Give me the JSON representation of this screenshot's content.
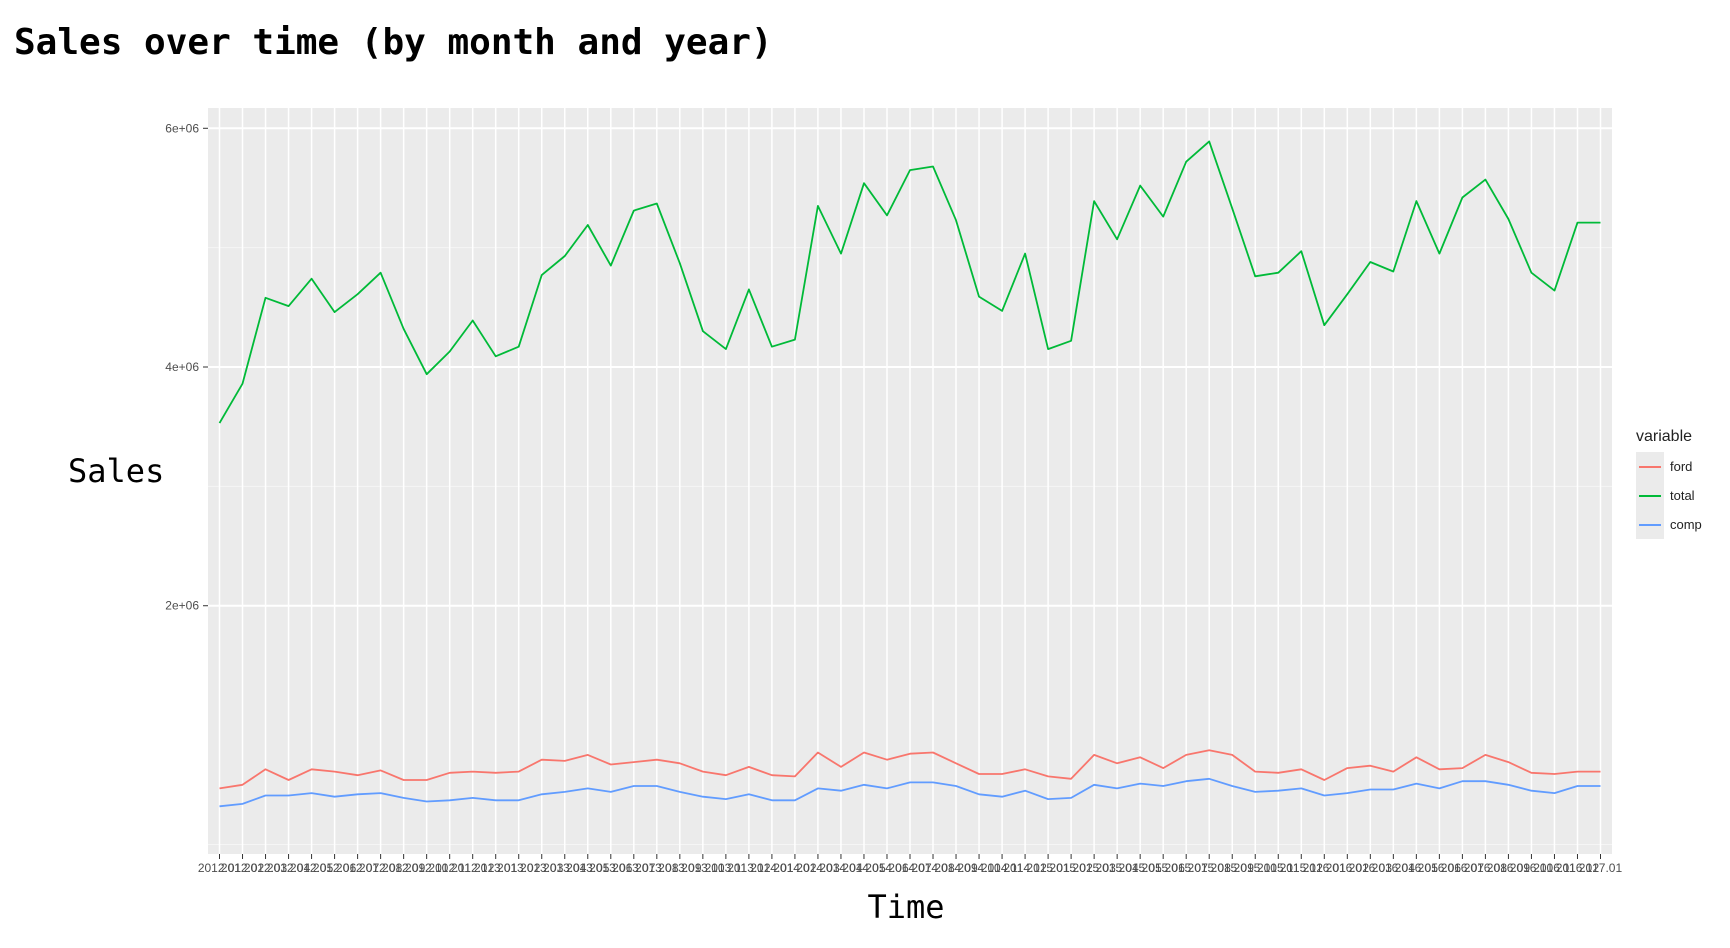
{
  "title": "Sales over time (by month and year)",
  "xlabel": "Time",
  "ylabel": "Sales",
  "chart_data": {
    "type": "line",
    "title": "Sales over time (by month and year)",
    "xlabel": "Time",
    "ylabel": "Sales",
    "ylim": [
      -80000,
      6170000
    ],
    "yticks": [
      2000000,
      4000000,
      6000000
    ],
    "ytick_labels": [
      "2e+06",
      "4e+06",
      "6e+06"
    ],
    "grid": true,
    "legend_position": "right",
    "legend_title": "variable",
    "x": [
      "2012.01",
      "2012.02",
      "2012.03",
      "2012.04",
      "2012.05",
      "2012.06",
      "2012.07",
      "2012.08",
      "2012.09",
      "2012.10",
      "2012.11",
      "2012.12",
      "2013.01",
      "2013.02",
      "2013.03",
      "2013.04",
      "2013.05",
      "2013.06",
      "2013.07",
      "2013.08",
      "2013.09",
      "2013.10",
      "2013.11",
      "2013.12",
      "2014.01",
      "2014.02",
      "2014.03",
      "2014.04",
      "2014.05",
      "2014.06",
      "2014.07",
      "2014.08",
      "2014.09",
      "2014.10",
      "2014.11",
      "2014.12",
      "2015.01",
      "2015.02",
      "2015.03",
      "2015.04",
      "2015.05",
      "2015.06",
      "2015.07",
      "2015.08",
      "2015.09",
      "2015.10",
      "2015.11",
      "2015.12",
      "2016.01",
      "2016.02",
      "2016.03",
      "2016.04",
      "2016.05",
      "2016.06",
      "2016.07",
      "2016.08",
      "2016.09",
      "2016.10",
      "2016.11",
      "2016.12",
      "2017.01"
    ],
    "series": [
      {
        "name": "ford",
        "color": "#F8766D",
        "values": [
          470000,
          500000,
          630000,
          540000,
          630000,
          610000,
          580000,
          620000,
          540000,
          540000,
          600000,
          610000,
          600000,
          610000,
          710000,
          700000,
          750000,
          670000,
          690000,
          710000,
          680000,
          610000,
          580000,
          650000,
          580000,
          570000,
          770000,
          650000,
          770000,
          710000,
          760000,
          770000,
          680000,
          590000,
          590000,
          630000,
          570000,
          550000,
          750000,
          680000,
          730000,
          640000,
          750000,
          790000,
          750000,
          610000,
          600000,
          630000,
          540000,
          640000,
          660000,
          610000,
          730000,
          630000,
          640000,
          750000,
          690000,
          600000,
          590000,
          610000,
          610000
        ]
      },
      {
        "name": "total",
        "color": "#00BA38",
        "values": [
          3530000,
          3860000,
          4580000,
          4510000,
          4740000,
          4460000,
          4610000,
          4790000,
          4320000,
          3940000,
          4130000,
          4390000,
          4090000,
          4170000,
          4770000,
          4930000,
          5190000,
          4850000,
          5310000,
          5370000,
          4870000,
          4300000,
          4150000,
          4650000,
          4170000,
          4230000,
          5350000,
          4950000,
          5540000,
          5270000,
          5650000,
          5680000,
          5230000,
          4590000,
          4470000,
          4950000,
          4150000,
          4220000,
          5390000,
          5070000,
          5520000,
          5260000,
          5720000,
          5890000,
          5330000,
          4760000,
          4790000,
          4970000,
          4350000,
          4610000,
          4880000,
          4800000,
          5390000,
          4950000,
          5420000,
          5570000,
          5240000,
          4790000,
          4640000,
          5210000,
          5210000
        ]
      },
      {
        "name": "comp",
        "color": "#619CFF",
        "values": [
          320000,
          340000,
          410000,
          410000,
          430000,
          400000,
          420000,
          430000,
          390000,
          360000,
          370000,
          390000,
          370000,
          370000,
          420000,
          440000,
          470000,
          440000,
          490000,
          490000,
          440000,
          400000,
          380000,
          420000,
          370000,
          370000,
          470000,
          450000,
          500000,
          470000,
          520000,
          520000,
          490000,
          420000,
          400000,
          450000,
          380000,
          390000,
          500000,
          470000,
          510000,
          490000,
          530000,
          550000,
          490000,
          440000,
          450000,
          470000,
          410000,
          430000,
          460000,
          460000,
          510000,
          470000,
          530000,
          530000,
          500000,
          450000,
          430000,
          490000,
          490000
        ]
      }
    ]
  }
}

• Task instructions
Transcribe the material exactly, keeping every word and none of the pictures.

• Output of the exercise
Give me the JSON representation of this screenshot's content.
{
  "title": "Sales over time (by month and year)",
  "xlabel": "Time",
  "ylabel": "Sales",
  "chart_data": {
    "type": "line",
    "title": "Sales over time (by month and year)",
    "xlabel": "Time",
    "ylabel": "Sales",
    "ylim": [
      -80000,
      6170000
    ],
    "yticks": [
      2000000,
      4000000,
      6000000
    ],
    "ytick_labels": [
      "2e+06",
      "4e+06",
      "6e+06"
    ],
    "grid": true,
    "legend_position": "right",
    "legend_title": "variable",
    "x": [
      "2012.01",
      "2012.02",
      "2012.03",
      "2012.04",
      "2012.05",
      "2012.06",
      "2012.07",
      "2012.08",
      "2012.09",
      "2012.10",
      "2012.11",
      "2012.12",
      "2013.01",
      "2013.02",
      "2013.03",
      "2013.04",
      "2013.05",
      "2013.06",
      "2013.07",
      "2013.08",
      "2013.09",
      "2013.10",
      "2013.11",
      "2013.12",
      "2014.01",
      "2014.02",
      "2014.03",
      "2014.04",
      "2014.05",
      "2014.06",
      "2014.07",
      "2014.08",
      "2014.09",
      "2014.10",
      "2014.11",
      "2014.12",
      "2015.01",
      "2015.02",
      "2015.03",
      "2015.04",
      "2015.05",
      "2015.06",
      "2015.07",
      "2015.08",
      "2015.09",
      "2015.10",
      "2015.11",
      "2015.12",
      "2016.01",
      "2016.02",
      "2016.03",
      "2016.04",
      "2016.05",
      "2016.06",
      "2016.07",
      "2016.08",
      "2016.09",
      "2016.10",
      "2016.11",
      "2016.12",
      "2017.01"
    ],
    "series": [
      {
        "name": "ford",
        "color": "#F8766D",
        "values": [
          470000,
          500000,
          630000,
          540000,
          630000,
          610000,
          580000,
          620000,
          540000,
          540000,
          600000,
          610000,
          600000,
          610000,
          710000,
          700000,
          750000,
          670000,
          690000,
          710000,
          680000,
          610000,
          580000,
          650000,
          580000,
          570000,
          770000,
          650000,
          770000,
          710000,
          760000,
          770000,
          680000,
          590000,
          590000,
          630000,
          570000,
          550000,
          750000,
          680000,
          730000,
          640000,
          750000,
          790000,
          750000,
          610000,
          600000,
          630000,
          540000,
          640000,
          660000,
          610000,
          730000,
          630000,
          640000,
          750000,
          690000,
          600000,
          590000,
          610000,
          610000
        ]
      },
      {
        "name": "total",
        "color": "#00BA38",
        "values": [
          3530000,
          3860000,
          4580000,
          4510000,
          4740000,
          4460000,
          4610000,
          4790000,
          4320000,
          3940000,
          4130000,
          4390000,
          4090000,
          4170000,
          4770000,
          4930000,
          5190000,
          4850000,
          5310000,
          5370000,
          4870000,
          4300000,
          4150000,
          4650000,
          4170000,
          4230000,
          5350000,
          4950000,
          5540000,
          5270000,
          5650000,
          5680000,
          5230000,
          4590000,
          4470000,
          4950000,
          4150000,
          4220000,
          5390000,
          5070000,
          5520000,
          5260000,
          5720000,
          5890000,
          5330000,
          4760000,
          4790000,
          4970000,
          4350000,
          4610000,
          4880000,
          4800000,
          5390000,
          4950000,
          5420000,
          5570000,
          5240000,
          4790000,
          4640000,
          5210000,
          5210000
        ]
      },
      {
        "name": "comp",
        "color": "#619CFF",
        "values": [
          320000,
          340000,
          410000,
          410000,
          430000,
          400000,
          420000,
          430000,
          390000,
          360000,
          370000,
          390000,
          370000,
          370000,
          420000,
          440000,
          470000,
          440000,
          490000,
          490000,
          440000,
          400000,
          380000,
          420000,
          370000,
          370000,
          470000,
          450000,
          500000,
          470000,
          520000,
          520000,
          490000,
          420000,
          400000,
          450000,
          380000,
          390000,
          500000,
          470000,
          510000,
          490000,
          530000,
          550000,
          490000,
          440000,
          450000,
          470000,
          410000,
          430000,
          460000,
          460000,
          510000,
          470000,
          530000,
          530000,
          500000,
          450000,
          430000,
          490000,
          490000
        ]
      }
    ]
  }
}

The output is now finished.